In the listing that follows, count each line containing the string "kegiatan" and report only the count.

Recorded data
+++++
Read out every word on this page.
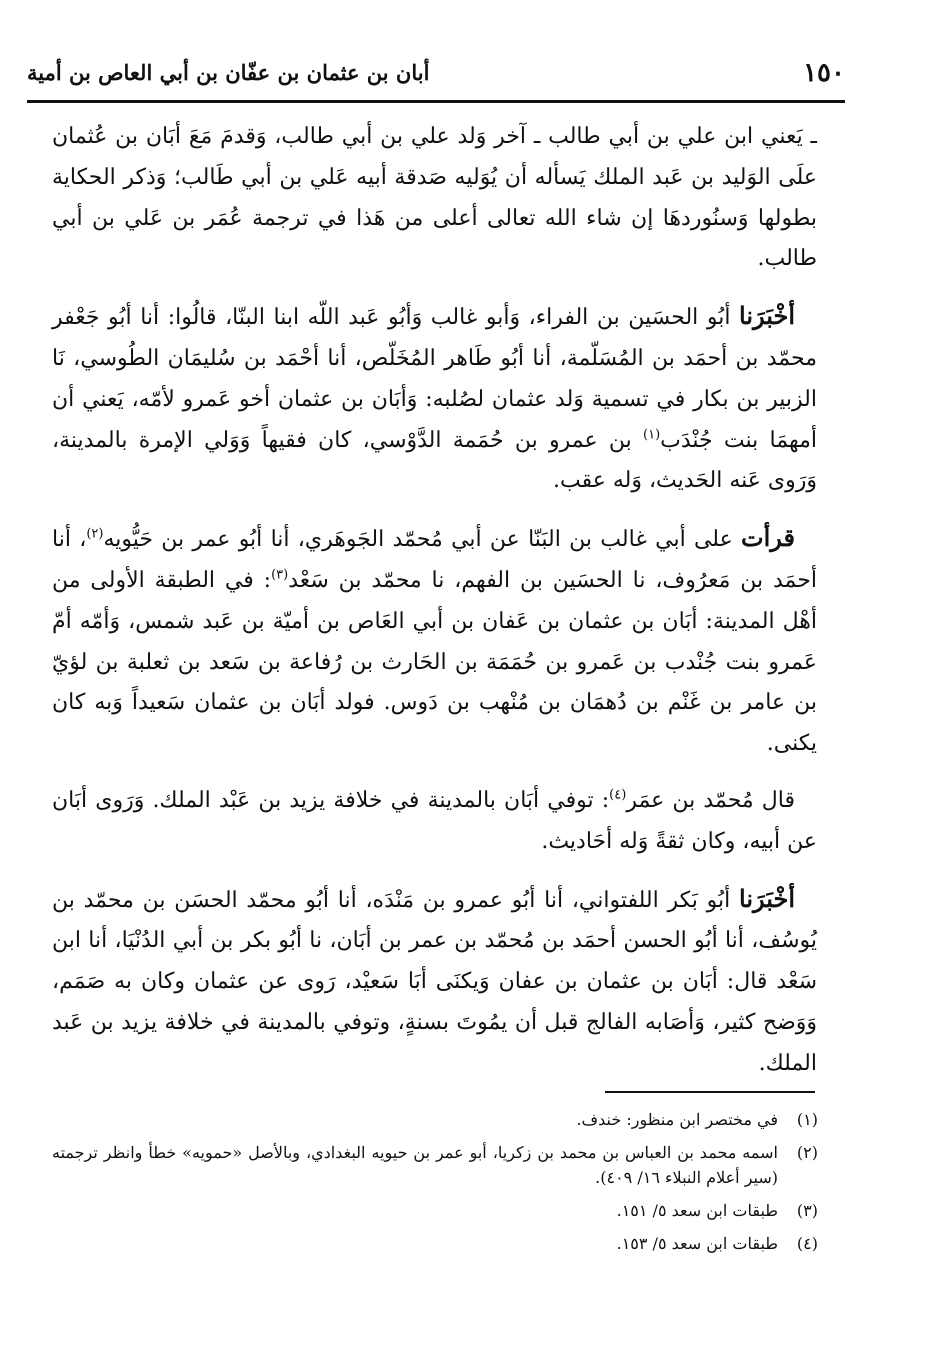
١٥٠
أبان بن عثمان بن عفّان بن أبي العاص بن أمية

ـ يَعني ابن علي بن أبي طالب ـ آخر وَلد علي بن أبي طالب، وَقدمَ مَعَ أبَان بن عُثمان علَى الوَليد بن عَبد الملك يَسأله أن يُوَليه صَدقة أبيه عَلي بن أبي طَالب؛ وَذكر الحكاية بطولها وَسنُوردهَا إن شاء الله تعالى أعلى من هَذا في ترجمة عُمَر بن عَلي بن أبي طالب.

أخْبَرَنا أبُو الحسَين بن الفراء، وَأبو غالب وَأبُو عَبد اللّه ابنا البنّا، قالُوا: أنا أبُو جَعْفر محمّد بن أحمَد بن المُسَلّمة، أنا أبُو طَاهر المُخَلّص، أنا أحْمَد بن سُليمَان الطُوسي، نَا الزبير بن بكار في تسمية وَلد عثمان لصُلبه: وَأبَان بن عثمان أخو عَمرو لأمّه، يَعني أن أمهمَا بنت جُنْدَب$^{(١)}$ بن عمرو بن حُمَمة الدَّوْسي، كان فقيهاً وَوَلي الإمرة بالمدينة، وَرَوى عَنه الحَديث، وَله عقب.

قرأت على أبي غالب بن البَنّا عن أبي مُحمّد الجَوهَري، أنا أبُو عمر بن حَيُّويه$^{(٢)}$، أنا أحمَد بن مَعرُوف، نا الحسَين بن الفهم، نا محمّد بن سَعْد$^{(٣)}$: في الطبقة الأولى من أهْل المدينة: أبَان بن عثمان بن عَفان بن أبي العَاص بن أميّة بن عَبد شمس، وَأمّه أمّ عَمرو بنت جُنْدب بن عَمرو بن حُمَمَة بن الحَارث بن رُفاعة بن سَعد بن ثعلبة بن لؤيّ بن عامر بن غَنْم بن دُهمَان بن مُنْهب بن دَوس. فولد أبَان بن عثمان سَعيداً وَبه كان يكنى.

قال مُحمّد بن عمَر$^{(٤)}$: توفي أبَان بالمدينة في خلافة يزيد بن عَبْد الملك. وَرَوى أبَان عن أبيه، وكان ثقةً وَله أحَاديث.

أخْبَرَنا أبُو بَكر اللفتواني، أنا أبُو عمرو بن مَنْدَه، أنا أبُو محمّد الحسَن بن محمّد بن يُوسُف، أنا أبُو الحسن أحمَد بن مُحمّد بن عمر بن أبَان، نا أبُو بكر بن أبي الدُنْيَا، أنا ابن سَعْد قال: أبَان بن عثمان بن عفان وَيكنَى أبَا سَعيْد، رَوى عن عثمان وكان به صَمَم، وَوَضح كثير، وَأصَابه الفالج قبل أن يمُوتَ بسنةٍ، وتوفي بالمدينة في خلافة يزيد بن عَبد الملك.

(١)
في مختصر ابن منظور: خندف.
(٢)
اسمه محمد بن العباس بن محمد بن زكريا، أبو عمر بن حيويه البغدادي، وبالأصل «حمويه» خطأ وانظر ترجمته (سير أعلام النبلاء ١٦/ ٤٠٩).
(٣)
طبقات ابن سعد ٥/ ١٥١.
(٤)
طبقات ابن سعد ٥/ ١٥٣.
+++++
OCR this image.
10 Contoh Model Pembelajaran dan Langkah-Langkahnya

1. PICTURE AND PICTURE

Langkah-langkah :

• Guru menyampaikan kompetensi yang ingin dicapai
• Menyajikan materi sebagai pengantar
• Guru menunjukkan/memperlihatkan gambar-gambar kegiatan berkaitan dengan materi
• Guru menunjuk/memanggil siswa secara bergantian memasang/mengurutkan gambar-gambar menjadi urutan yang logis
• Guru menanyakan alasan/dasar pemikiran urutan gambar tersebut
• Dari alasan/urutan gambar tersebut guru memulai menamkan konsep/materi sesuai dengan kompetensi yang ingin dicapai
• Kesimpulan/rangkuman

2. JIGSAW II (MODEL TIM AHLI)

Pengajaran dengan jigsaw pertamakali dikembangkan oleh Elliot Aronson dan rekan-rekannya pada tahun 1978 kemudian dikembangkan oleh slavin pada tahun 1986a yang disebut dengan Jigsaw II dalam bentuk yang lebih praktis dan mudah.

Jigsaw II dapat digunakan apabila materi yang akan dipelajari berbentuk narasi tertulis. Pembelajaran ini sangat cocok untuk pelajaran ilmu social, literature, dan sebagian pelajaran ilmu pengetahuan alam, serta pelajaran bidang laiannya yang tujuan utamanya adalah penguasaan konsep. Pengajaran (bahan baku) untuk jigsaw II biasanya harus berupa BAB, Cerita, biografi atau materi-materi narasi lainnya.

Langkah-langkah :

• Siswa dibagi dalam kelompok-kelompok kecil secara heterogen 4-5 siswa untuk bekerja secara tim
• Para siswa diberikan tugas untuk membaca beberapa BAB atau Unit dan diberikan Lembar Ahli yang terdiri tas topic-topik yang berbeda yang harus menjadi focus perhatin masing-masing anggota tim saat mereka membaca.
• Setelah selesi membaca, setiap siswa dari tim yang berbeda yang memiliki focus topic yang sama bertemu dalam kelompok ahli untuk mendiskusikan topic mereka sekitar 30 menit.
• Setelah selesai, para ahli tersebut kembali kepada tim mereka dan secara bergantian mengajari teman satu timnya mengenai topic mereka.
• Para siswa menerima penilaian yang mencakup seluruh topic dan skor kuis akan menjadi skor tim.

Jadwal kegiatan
+++++
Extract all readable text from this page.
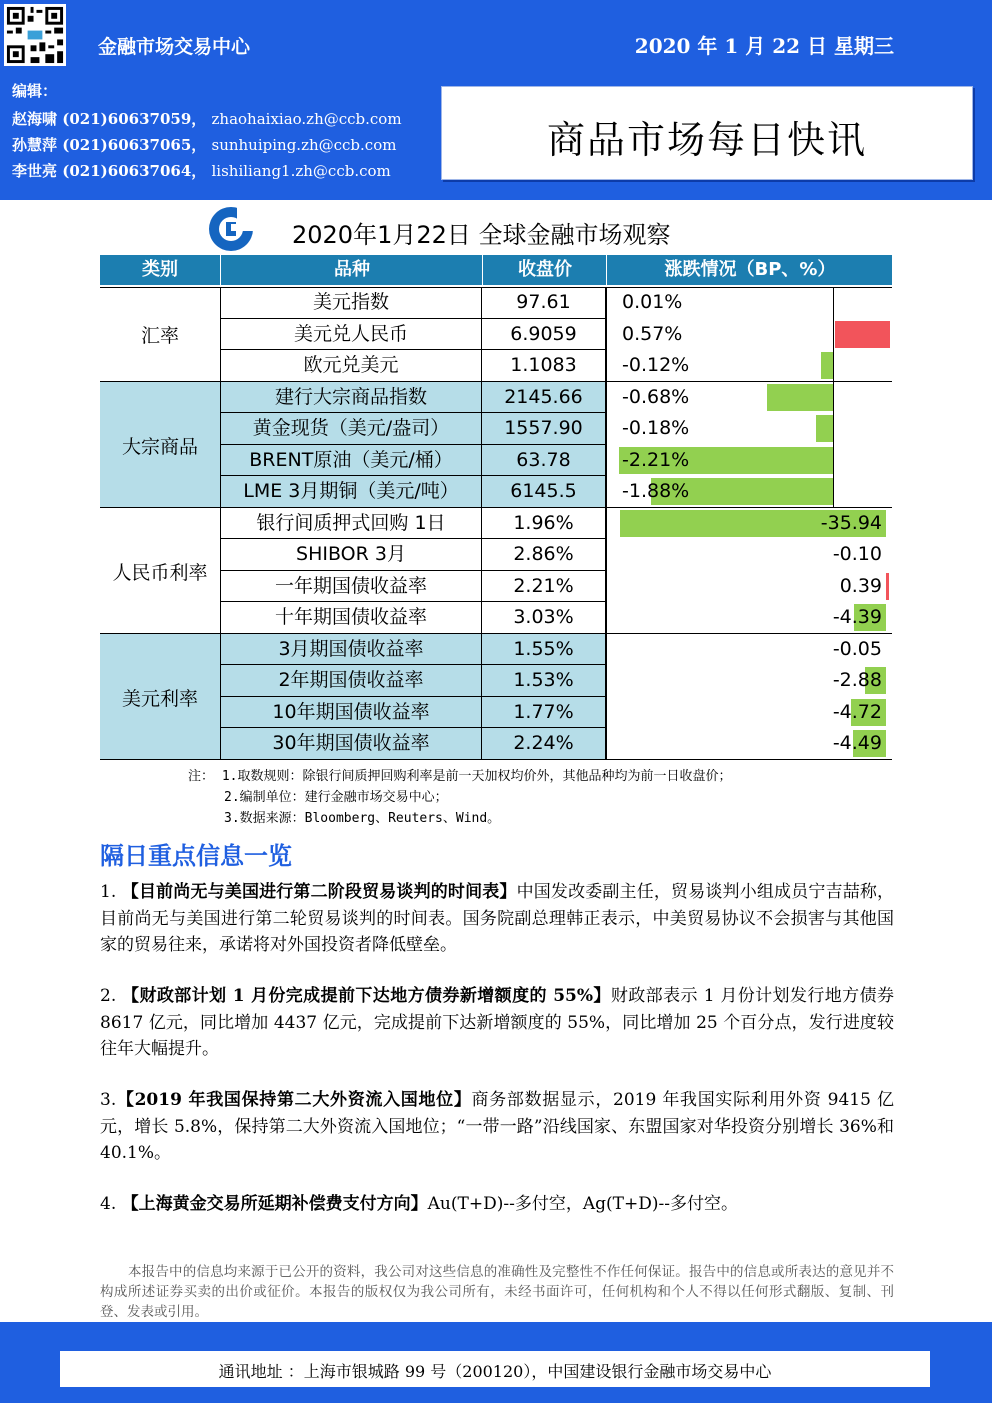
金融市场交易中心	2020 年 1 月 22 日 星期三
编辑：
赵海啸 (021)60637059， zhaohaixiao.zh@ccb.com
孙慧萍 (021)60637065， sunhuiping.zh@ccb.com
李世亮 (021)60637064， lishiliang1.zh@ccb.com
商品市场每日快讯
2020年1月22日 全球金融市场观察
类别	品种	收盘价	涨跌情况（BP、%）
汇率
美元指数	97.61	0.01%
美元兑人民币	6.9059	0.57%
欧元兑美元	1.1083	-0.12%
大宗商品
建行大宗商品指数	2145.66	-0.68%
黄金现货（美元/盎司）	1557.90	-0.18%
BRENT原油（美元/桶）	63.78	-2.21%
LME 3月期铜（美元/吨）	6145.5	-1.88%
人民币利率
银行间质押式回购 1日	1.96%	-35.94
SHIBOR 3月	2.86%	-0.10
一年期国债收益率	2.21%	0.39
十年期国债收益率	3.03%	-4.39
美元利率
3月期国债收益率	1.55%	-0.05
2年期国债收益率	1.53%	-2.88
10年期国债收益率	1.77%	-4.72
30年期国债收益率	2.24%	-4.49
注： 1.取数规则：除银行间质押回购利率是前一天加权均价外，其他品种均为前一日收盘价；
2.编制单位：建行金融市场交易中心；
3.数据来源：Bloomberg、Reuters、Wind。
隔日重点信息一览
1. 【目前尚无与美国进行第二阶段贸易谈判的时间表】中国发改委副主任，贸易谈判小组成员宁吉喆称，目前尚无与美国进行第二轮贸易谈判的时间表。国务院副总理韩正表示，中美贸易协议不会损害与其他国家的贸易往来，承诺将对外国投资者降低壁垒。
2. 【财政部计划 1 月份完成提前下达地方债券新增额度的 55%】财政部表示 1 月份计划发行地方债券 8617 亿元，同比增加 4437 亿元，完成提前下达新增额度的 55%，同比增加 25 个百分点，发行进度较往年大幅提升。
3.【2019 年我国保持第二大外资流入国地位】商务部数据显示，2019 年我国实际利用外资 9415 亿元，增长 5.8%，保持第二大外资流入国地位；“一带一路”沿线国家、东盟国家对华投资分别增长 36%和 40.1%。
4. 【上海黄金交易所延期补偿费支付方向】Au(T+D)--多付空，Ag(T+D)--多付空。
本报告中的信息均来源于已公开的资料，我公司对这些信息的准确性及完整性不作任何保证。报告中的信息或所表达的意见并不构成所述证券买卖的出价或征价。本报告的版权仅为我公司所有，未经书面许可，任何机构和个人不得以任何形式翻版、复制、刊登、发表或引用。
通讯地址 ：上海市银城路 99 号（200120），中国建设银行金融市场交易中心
+++++
- FINISHED TASK
2